* [PROVIDED RECORDS]
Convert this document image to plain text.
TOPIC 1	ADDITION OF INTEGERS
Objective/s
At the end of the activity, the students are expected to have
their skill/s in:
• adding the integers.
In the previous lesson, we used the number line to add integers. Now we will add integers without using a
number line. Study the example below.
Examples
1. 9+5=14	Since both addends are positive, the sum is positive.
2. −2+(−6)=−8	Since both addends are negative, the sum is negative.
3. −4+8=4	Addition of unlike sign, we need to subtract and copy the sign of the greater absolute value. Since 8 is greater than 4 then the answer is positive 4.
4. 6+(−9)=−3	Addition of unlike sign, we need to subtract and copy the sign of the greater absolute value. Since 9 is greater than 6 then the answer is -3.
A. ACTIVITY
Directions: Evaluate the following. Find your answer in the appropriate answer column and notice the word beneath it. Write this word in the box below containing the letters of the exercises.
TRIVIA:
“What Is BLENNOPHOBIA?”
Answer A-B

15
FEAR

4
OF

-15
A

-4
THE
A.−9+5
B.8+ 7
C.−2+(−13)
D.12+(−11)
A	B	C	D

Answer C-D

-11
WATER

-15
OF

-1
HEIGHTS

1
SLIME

* [WHAT YOU ARE ASKED TO DO] Using the records above, copy each line that contains "this".

* [WRITTEN SOLUTION]
Convert this document image to plain text.
Directions: Evaluate the following. Find your answer in the appropriate answer column and notice the word beneath it. Write this word in the box below containing the letters of the exercises.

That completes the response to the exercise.